▶ [EXERCISE DETAILS]: Print the records again, character for character.

(Dataset excerpt)
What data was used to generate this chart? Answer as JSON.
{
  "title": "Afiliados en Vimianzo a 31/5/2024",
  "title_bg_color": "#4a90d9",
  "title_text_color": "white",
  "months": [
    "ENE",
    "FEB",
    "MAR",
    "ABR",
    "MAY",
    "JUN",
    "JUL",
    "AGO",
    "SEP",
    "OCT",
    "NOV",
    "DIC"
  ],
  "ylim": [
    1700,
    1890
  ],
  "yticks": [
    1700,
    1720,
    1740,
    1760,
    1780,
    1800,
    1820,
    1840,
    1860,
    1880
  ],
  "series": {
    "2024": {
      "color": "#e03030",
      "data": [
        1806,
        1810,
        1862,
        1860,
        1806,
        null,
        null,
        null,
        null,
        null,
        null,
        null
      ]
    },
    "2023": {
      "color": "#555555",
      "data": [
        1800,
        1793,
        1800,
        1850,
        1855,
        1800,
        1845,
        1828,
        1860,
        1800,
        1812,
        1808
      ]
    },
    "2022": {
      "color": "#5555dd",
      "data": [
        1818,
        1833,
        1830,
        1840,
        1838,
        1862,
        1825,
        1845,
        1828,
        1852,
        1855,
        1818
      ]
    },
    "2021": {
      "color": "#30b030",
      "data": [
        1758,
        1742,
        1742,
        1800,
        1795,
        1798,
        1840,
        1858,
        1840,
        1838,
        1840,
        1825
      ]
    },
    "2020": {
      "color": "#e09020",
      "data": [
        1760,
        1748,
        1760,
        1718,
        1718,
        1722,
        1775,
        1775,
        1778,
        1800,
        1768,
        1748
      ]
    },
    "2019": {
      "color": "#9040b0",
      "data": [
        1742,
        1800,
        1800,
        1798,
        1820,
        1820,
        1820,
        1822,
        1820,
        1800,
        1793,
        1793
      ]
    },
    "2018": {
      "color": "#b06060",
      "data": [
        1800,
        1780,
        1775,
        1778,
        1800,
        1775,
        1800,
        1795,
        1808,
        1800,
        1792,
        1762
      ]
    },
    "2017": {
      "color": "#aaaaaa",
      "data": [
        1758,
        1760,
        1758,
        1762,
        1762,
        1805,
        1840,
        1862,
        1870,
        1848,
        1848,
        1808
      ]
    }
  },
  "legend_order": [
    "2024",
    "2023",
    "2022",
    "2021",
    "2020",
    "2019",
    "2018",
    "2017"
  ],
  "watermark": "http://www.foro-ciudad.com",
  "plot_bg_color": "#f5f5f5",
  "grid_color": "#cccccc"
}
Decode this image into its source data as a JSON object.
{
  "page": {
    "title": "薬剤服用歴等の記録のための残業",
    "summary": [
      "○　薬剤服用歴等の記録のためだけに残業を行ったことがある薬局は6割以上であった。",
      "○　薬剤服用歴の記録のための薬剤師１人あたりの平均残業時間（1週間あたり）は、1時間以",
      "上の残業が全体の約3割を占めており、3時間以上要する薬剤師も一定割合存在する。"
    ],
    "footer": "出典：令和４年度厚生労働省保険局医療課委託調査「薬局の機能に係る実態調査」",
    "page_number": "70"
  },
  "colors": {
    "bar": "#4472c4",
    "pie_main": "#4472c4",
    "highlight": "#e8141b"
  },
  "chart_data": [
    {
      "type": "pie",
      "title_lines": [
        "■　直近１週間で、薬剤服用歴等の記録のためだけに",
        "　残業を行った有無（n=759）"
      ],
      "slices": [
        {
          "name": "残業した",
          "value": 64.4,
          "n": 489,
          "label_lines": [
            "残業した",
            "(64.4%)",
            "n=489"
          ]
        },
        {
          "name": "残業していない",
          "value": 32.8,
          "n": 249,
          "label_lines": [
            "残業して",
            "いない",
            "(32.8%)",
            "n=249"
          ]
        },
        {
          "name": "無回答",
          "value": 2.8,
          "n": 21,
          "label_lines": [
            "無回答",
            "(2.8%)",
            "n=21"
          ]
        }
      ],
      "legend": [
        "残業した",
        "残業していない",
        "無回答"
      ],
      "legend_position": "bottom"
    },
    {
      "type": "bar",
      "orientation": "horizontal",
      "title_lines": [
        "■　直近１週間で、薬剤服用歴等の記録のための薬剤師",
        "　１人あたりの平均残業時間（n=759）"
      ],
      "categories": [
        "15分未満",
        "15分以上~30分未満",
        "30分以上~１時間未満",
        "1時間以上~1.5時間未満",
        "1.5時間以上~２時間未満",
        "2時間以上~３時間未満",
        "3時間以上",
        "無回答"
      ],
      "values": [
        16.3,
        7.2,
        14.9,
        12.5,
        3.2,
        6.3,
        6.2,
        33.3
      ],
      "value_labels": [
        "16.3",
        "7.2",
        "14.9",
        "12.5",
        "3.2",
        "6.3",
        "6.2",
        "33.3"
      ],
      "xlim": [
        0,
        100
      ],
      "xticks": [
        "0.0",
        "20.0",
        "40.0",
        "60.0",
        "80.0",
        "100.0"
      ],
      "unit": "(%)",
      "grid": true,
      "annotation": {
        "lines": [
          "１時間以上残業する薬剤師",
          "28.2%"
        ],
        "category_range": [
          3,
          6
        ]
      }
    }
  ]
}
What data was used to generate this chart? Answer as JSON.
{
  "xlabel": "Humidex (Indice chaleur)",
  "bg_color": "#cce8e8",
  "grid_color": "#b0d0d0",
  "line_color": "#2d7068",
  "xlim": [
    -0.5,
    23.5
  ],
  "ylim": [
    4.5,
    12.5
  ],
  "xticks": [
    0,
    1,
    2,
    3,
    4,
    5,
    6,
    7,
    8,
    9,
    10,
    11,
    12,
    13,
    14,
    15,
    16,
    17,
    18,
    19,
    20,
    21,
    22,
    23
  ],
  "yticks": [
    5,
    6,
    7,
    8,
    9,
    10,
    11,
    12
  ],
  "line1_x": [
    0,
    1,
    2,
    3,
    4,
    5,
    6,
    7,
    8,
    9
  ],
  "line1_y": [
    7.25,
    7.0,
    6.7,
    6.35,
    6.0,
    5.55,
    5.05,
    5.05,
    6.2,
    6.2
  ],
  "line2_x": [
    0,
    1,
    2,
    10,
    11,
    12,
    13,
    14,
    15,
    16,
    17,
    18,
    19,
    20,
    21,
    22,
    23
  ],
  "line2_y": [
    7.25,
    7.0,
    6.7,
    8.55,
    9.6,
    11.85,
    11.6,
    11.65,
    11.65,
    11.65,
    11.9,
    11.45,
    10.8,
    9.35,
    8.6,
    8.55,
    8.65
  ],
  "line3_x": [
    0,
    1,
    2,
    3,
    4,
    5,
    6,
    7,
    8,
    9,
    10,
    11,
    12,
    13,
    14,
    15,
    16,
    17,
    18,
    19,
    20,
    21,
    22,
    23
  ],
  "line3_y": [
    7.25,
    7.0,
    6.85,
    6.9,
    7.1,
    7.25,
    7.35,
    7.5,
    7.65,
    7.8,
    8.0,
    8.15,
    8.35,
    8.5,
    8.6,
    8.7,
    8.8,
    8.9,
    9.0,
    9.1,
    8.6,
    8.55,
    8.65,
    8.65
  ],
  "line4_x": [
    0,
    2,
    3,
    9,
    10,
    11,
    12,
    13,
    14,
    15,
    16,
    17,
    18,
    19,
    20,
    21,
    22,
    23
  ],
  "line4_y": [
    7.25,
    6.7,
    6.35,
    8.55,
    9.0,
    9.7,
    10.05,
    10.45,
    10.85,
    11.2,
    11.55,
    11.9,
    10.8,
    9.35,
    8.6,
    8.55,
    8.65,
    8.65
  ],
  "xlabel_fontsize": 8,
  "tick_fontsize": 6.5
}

▶ [FINAL ANSWER]:
What data was used to generate this chart? Answer as JSON.
{
  "title": "Afiliados en Vimianzo a 31/5/2024",
  "title_bg_color": "#4a90d9",
  "title_text_color": "white",
  "months": [
    "ENE",
    "FEB",
    "MAR",
    "ABR",
    "MAY",
    "JUN",
    "JUL",
    "AGO",
    "SEP",
    "OCT",
    "NOV",
    "DIC"
  ],
  "ylim": [
    1700,
    1890
  ],
  "yticks": [
    1700,
    1720,
    1740,
    1760,
    1780,
    1800,
    1820,
    1840,
    1860,
    1880
  ],
  "series": {
    "2024": {
      "color": "#e03030",
      "data": [
        1806,
        1810,
        1862,
        1860,
        1806,
        null,
        null,
        null,
        null,
        null,
        null,
        null
      ]
    },
    "2023": {
      "color": "#555555",
      "data": [
        1800,
        1793,
        1800,
        1850,
        1855,
        1800,
        1845,
        1828,
        1860,
        1800,
        1812,
        1808
      ]
    },
    "2022": {
      "color": "#5555dd",
      "data": [
        1818,
        1833,
        1830,
        1840,
        1838,
        1862,
        1825,
        1845,
        1828,
        1852,
        1855,
        1818
      ]
    },
    "2021": {
      "color": "#30b030",
      "data": [
        1758,
        1742,
        1742,
        1800,
        1795,
        1798,
        1840,
        1858,
        1840,
        1838,
        1840,
        1825
      ]
    },
    "2020": {
      "color": "#e09020",
      "data": [
        1760,
        1748,
        1760,
        1718,
        1718,
        1722,
        1775,
        1775,
        1778,
        1800,
        1768,
        1748
      ]
    },
    "2019": {
      "color": "#9040b0",
      "data": [
        1742,
        1800,
        1800,
        1798,
        1820,
        1820,
        1820,
        1822,
        1820,
        1800,
        1793,
        1793
      ]
    },
    "2018": {
      "color": "#b06060",
      "data": [
        1800,
        1780,
        1775,
        1778,
        1800,
        1775,
        1800,
        1795,
        1808,
        1800,
        1792,
        1762
      ]
    },
    "2017": {
      "color": "#aaaaaa",
      "data": [
        1758,
        1760,
        1758,
        1762,
        1762,
        1805,
        1840,
        1862,
        1870,
        1848,
        1848,
        1808
      ]
    }
  },
  "legend_order": [
    "2024",
    "2023",
    "2022",
    "2021",
    "2020",
    "2019",
    "2018",
    "2017"
  ],
  "watermark": "http://www.foro-ciudad.com",
  "plot_bg_color": "#f5f5f5",
  "grid_color": "#cccccc"
}
Decode this image into its source data as a JSON object.
{
  "page": {
    "title": "薬剤服用歴等の記録のための残業",
    "summary": [
      "○　薬剤服用歴等の記録のためだけに残業を行ったことがある薬局は6割以上であった。",
      "○　薬剤服用歴の記録のための薬剤師１人あたりの平均残業時間（1週間あたり）は、1時間以",
      "上の残業が全体の約3割を占めており、3時間以上要する薬剤師も一定割合存在する。"
    ],
    "footer": "出典：令和４年度厚生労働省保険局医療課委託調査「薬局の機能に係る実態調査」",
    "page_number": "70"
  },
  "colors": {
    "bar": "#4472c4",
    "pie_main": "#4472c4",
    "highlight": "#e8141b"
  },
  "chart_data": [
    {
      "type": "pie",
      "title_lines": [
        "■　直近１週間で、薬剤服用歴等の記録のためだけに",
        "　残業を行った有無（n=759）"
      ],
      "slices": [
        {
          "name": "残業した",
          "value": 64.4,
          "n": 489,
          "label_lines": [
            "残業した",
            "(64.4%)",
            "n=489"
          ]
        },
        {
          "name": "残業していない",
          "value": 32.8,
          "n": 249,
          "label_lines": [
            "残業して",
            "いない",
            "(32.8%)",
            "n=249"
          ]
        },
        {
          "name": "無回答",
          "value": 2.8,
          "n": 21,
          "label_lines": [
            "無回答",
            "(2.8%)",
            "n=21"
          ]
        }
      ],
      "legend": [
        "残業した",
        "残業していない",
        "無回答"
      ],
      "legend_position": "bottom"
    },
    {
      "type": "bar",
      "orientation": "horizontal",
      "title_lines": [
        "■　直近１週間で、薬剤服用歴等の記録のための薬剤師",
        "　１人あたりの平均残業時間（n=759）"
      ],
      "categories": [
        "15分未満",
        "15分以上~30分未満",
        "30分以上~１時間未満",
        "1時間以上~1.5時間未満",
        "1.5時間以上~２時間未満",
        "2時間以上~３時間未満",
        "3時間以上",
        "無回答"
      ],
      "values": [
        16.3,
        7.2,
        14.9,
        12.5,
        3.2,
        6.3,
        6.2,
        33.3
      ],
      "value_labels": [
        "16.3",
        "7.2",
        "14.9",
        "12.5",
        "3.2",
        "6.3",
        "6.2",
        "33.3"
      ],
      "xlim": [
        0,
        100
      ],
      "xticks": [
        "0.0",
        "20.0",
        "40.0",
        "60.0",
        "80.0",
        "100.0"
      ],
      "unit": "(%)",
      "grid": true,
      "annotation": {
        "lines": [
          "１時間以上残業する薬剤師",
          "28.2%"
        ],
        "category_range": [
          3,
          6
        ]
      }
    }
  ]
}
What data was used to generate this chart? Answer as JSON.
{
  "xlabel": "Humidex (Indice chaleur)",
  "bg_color": "#cce8e8",
  "grid_color": "#b0d0d0",
  "line_color": "#2d7068",
  "xlim": [
    -0.5,
    23.5
  ],
  "ylim": [
    4.5,
    12.5
  ],
  "xticks": [
    0,
    1,
    2,
    3,
    4,
    5,
    6,
    7,
    8,
    9,
    10,
    11,
    12,
    13,
    14,
    15,
    16,
    17,
    18,
    19,
    20,
    21,
    22,
    23
  ],
  "yticks": [
    5,
    6,
    7,
    8,
    9,
    10,
    11,
    12
  ],
  "line1_x": [
    0,
    1,
    2,
    3,
    4,
    5,
    6,
    7,
    8,
    9
  ],
  "line1_y": [
    7.25,
    7.0,
    6.7,
    6.35,
    6.0,
    5.55,
    5.05,
    5.05,
    6.2,
    6.2
  ],
  "line2_x": [
    0,
    1,
    2,
    10,
    11,
    12,
    13,
    14,
    15,
    16,
    17,
    18,
    19,
    20,
    21,
    22,
    23
  ],
  "line2_y": [
    7.25,
    7.0,
    6.7,
    8.55,
    9.6,
    11.85,
    11.6,
    11.65,
    11.65,
    11.65,
    11.9,
    11.45,
    10.8,
    9.35,
    8.6,
    8.55,
    8.65
  ],
  "line3_x": [
    0,
    1,
    2,
    3,
    4,
    5,
    6,
    7,
    8,
    9,
    10,
    11,
    12,
    13,
    14,
    15,
    16,
    17,
    18,
    19,
    20,
    21,
    22,
    23
  ],
  "line3_y": [
    7.25,
    7.0,
    6.85,
    6.9,
    7.1,
    7.25,
    7.35,
    7.5,
    7.65,
    7.8,
    8.0,
    8.15,
    8.35,
    8.5,
    8.6,
    8.7,
    8.8,
    8.9,
    9.0,
    9.1,
    8.6,
    8.55,
    8.65,
    8.65
  ],
  "line4_x": [
    0,
    2,
    3,
    9,
    10,
    11,
    12,
    13,
    14,
    15,
    16,
    17,
    18,
    19,
    20,
    21,
    22,
    23
  ],
  "line4_y": [
    7.25,
    6.7,
    6.35,
    8.55,
    9.0,
    9.7,
    10.05,
    10.45,
    10.85,
    11.2,
    11.55,
    11.9,
    10.8,
    9.35,
    8.6,
    8.55,
    8.65,
    8.65
  ],
  "xlabel_fontsize": 8,
  "tick_fontsize": 6.5
}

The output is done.